>> begin Provided records

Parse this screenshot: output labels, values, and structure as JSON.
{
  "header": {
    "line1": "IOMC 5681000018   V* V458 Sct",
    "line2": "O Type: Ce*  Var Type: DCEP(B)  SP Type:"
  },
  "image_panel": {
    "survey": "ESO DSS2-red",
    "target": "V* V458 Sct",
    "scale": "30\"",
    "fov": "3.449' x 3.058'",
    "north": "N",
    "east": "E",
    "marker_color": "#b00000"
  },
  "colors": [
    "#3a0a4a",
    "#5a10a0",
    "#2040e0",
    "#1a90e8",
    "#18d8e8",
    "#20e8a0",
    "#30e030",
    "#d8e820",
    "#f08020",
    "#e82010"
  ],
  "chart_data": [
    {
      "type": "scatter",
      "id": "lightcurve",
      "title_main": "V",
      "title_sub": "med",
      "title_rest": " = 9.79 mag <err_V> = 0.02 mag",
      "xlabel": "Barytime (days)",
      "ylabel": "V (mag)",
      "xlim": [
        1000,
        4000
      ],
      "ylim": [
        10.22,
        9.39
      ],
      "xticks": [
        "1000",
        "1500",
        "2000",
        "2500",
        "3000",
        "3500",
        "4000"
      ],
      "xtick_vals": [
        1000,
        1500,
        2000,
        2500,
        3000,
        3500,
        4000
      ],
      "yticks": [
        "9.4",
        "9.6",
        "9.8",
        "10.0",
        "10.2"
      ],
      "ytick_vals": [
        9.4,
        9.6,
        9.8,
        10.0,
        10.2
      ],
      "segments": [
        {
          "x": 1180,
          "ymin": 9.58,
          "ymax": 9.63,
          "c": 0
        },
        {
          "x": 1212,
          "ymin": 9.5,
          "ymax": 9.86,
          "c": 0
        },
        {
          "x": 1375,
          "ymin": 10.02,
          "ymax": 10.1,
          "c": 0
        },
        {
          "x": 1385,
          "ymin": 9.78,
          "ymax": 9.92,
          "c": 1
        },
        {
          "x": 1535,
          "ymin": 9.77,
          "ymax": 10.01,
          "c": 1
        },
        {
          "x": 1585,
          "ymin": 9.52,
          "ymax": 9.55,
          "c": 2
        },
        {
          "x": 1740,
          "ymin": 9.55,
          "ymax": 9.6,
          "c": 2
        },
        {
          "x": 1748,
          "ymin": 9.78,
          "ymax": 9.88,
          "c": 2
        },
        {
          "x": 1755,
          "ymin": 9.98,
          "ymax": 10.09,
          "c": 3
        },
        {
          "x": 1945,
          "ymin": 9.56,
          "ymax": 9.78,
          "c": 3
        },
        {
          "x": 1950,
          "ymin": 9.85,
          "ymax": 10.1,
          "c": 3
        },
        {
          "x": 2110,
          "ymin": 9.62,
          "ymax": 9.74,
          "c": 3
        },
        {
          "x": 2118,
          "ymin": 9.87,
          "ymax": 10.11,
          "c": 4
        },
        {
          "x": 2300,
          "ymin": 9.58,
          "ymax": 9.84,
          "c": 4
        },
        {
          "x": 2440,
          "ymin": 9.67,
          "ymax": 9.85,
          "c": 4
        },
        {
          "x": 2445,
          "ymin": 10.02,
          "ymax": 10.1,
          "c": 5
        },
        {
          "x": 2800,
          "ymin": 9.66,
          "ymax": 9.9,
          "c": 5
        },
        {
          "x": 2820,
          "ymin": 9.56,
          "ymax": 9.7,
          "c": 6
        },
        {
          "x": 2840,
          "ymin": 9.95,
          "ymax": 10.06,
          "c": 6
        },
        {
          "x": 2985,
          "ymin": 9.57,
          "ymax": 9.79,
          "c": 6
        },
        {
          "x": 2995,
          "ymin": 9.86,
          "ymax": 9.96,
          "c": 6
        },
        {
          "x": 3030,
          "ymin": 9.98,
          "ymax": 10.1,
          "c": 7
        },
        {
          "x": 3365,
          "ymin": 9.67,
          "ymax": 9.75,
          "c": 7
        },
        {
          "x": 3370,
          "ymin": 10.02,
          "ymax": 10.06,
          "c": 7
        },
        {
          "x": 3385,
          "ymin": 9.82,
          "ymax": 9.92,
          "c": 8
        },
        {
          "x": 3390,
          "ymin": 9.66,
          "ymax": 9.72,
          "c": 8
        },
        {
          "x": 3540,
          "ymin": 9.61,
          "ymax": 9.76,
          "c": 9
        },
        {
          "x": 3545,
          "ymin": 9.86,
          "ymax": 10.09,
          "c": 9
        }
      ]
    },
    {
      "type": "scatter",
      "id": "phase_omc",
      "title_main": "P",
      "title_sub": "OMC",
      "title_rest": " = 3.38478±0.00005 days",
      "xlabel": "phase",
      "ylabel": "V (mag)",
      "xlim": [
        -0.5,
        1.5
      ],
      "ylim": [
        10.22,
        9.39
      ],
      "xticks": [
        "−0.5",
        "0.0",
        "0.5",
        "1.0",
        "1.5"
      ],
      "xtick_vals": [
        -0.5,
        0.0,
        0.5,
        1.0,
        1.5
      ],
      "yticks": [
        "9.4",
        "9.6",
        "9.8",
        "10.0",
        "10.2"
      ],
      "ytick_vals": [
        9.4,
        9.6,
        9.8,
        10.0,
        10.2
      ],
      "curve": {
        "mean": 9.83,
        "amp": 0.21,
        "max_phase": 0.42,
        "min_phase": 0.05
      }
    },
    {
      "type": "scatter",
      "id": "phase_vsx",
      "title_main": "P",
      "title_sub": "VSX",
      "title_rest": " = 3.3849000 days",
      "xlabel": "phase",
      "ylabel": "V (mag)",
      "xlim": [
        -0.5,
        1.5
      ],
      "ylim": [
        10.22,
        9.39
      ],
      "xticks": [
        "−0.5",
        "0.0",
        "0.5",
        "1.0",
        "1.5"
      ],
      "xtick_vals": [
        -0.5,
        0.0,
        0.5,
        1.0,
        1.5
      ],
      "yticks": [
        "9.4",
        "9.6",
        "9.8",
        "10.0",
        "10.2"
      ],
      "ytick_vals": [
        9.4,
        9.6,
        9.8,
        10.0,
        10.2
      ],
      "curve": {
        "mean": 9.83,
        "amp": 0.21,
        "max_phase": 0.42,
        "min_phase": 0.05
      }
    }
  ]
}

>> end Provided records

Type the material above out again, exactly.

Parse this screenshot: output labels, values, and structure as JSON.
{
  "header": {
    "line1": "IOMC 5681000018   V* V458 Sct",
    "line2": "O Type: Ce*  Var Type: DCEP(B)  SP Type:"
  },
  "image_panel": {
    "survey": "ESO DSS2-red",
    "target": "V* V458 Sct",
    "scale": "30\"",
    "fov": "3.449' x 3.058'",
    "north": "N",
    "east": "E",
    "marker_color": "#b00000"
  },
  "colors": [
    "#3a0a4a",
    "#5a10a0",
    "#2040e0",
    "#1a90e8",
    "#18d8e8",
    "#20e8a0",
    "#30e030",
    "#d8e820",
    "#f08020",
    "#e82010"
  ],
  "chart_data": [
    {
      "type": "scatter",
      "id": "lightcurve",
      "title_main": "V",
      "title_sub": "med",
      "title_rest": " = 9.79 mag <err_V> = 0.02 mag",
      "xlabel": "Barytime (days)",
      "ylabel": "V (mag)",
      "xlim": [
        1000,
        4000
      ],
      "ylim": [
        10.22,
        9.39
      ],
      "xticks": [
        "1000",
        "1500",
        "2000",
        "2500",
        "3000",
        "3500",
        "4000"
      ],
      "xtick_vals": [
        1000,
        1500,
        2000,
        2500,
        3000,
        3500,
        4000
      ],
      "yticks": [
        "9.4",
        "9.6",
        "9.8",
        "10.0",
        "10.2"
      ],
      "ytick_vals": [
        9.4,
        9.6,
        9.8,
        10.0,
        10.2
      ],
      "segments": [
        {
          "x": 1180,
          "ymin": 9.58,
          "ymax": 9.63,
          "c": 0
        },
        {
          "x": 1212,
          "ymin": 9.5,
          "ymax": 9.86,
          "c": 0
        },
        {
          "x": 1375,
          "ymin": 10.02,
          "ymax": 10.1,
          "c": 0
        },
        {
          "x": 1385,
          "ymin": 9.78,
          "ymax": 9.92,
          "c": 1
        },
        {
          "x": 1535,
          "ymin": 9.77,
          "ymax": 10.01,
          "c": 1
        },
        {
          "x": 1585,
          "ymin": 9.52,
          "ymax": 9.55,
          "c": 2
        },
        {
          "x": 1740,
          "ymin": 9.55,
          "ymax": 9.6,
          "c": 2
        },
        {
          "x": 1748,
          "ymin": 9.78,
          "ymax": 9.88,
          "c": 2
        },
        {
          "x": 1755,
          "ymin": 9.98,
          "ymax": 10.09,
          "c": 3
        },
        {
          "x": 1945,
          "ymin": 9.56,
          "ymax": 9.78,
          "c": 3
        },
        {
          "x": 1950,
          "ymin": 9.85,
          "ymax": 10.1,
          "c": 3
        },
        {
          "x": 2110,
          "ymin": 9.62,
          "ymax": 9.74,
          "c": 3
        },
        {
          "x": 2118,
          "ymin": 9.87,
          "ymax": 10.11,
          "c": 4
        },
        {
          "x": 2300,
          "ymin": 9.58,
          "ymax": 9.84,
          "c": 4
        },
        {
          "x": 2440,
          "ymin": 9.67,
          "ymax": 9.85,
          "c": 4
        },
        {
          "x": 2445,
          "ymin": 10.02,
          "ymax": 10.1,
          "c": 5
        },
        {
          "x": 2800,
          "ymin": 9.66,
          "ymax": 9.9,
          "c": 5
        },
        {
          "x": 2820,
          "ymin": 9.56,
          "ymax": 9.7,
          "c": 6
        },
        {
          "x": 2840,
          "ymin": 9.95,
          "ymax": 10.06,
          "c": 6
        },
        {
          "x": 2985,
          "ymin": 9.57,
          "ymax": 9.79,
          "c": 6
        },
        {
          "x": 2995,
          "ymin": 9.86,
          "ymax": 9.96,
          "c": 6
        },
        {
          "x": 3030,
          "ymin": 9.98,
          "ymax": 10.1,
          "c": 7
        },
        {
          "x": 3365,
          "ymin": 9.67,
          "ymax": 9.75,
          "c": 7
        },
        {
          "x": 3370,
          "ymin": 10.02,
          "ymax": 10.06,
          "c": 7
        },
        {
          "x": 3385,
          "ymin": 9.82,
          "ymax": 9.92,
          "c": 8
        },
        {
          "x": 3390,
          "ymin": 9.66,
          "ymax": 9.72,
          "c": 8
        },
        {
          "x": 3540,
          "ymin": 9.61,
          "ymax": 9.76,
          "c": 9
        },
        {
          "x": 3545,
          "ymin": 9.86,
          "ymax": 10.09,
          "c": 9
        }
      ]
    },
    {
      "type": "scatter",
      "id": "phase_omc",
      "title_main": "P",
      "title_sub": "OMC",
      "title_rest": " = 3.38478±0.00005 days",
      "xlabel": "phase",
      "ylabel": "V (mag)",
      "xlim": [
        -0.5,
        1.5
      ],
      "ylim": [
        10.22,
        9.39
      ],
      "xticks": [
        "−0.5",
        "0.0",
        "0.5",
        "1.0",
        "1.5"
      ],
      "xtick_vals": [
        -0.5,
        0.0,
        0.5,
        1.0,
        1.5
      ],
      "yticks": [
        "9.4",
        "9.6",
        "9.8",
        "10.0",
        "10.2"
      ],
      "ytick_vals": [
        9.4,
        9.6,
        9.8,
        10.0,
        10.2
      ],
      "curve": {
        "mean": 9.83,
        "amp": 0.21,
        "max_phase": 0.42,
        "min_phase": 0.05
      }
    },
    {
      "type": "scatter",
      "id": "phase_vsx",
      "title_main": "P",
      "title_sub": "VSX",
      "title_rest": " = 3.3849000 days",
      "xlabel": "phase",
      "ylabel": "V (mag)",
      "xlim": [
        -0.5,
        1.5
      ],
      "ylim": [
        10.22,
        9.39
      ],
      "xticks": [
        "−0.5",
        "0.0",
        "0.5",
        "1.0",
        "1.5"
      ],
      "xtick_vals": [
        -0.5,
        0.0,
        0.5,
        1.0,
        1.5
      ],
      "yticks": [
        "9.4",
        "9.6",
        "9.8",
        "10.0",
        "10.2"
      ],
      "ytick_vals": [
        9.4,
        9.6,
        9.8,
        10.0,
        10.2
      ],
      "curve": {
        "mean": 9.83,
        "amp": 0.21,
        "max_phase": 0.42,
        "min_phase": 0.05
      }
    }
  ]
}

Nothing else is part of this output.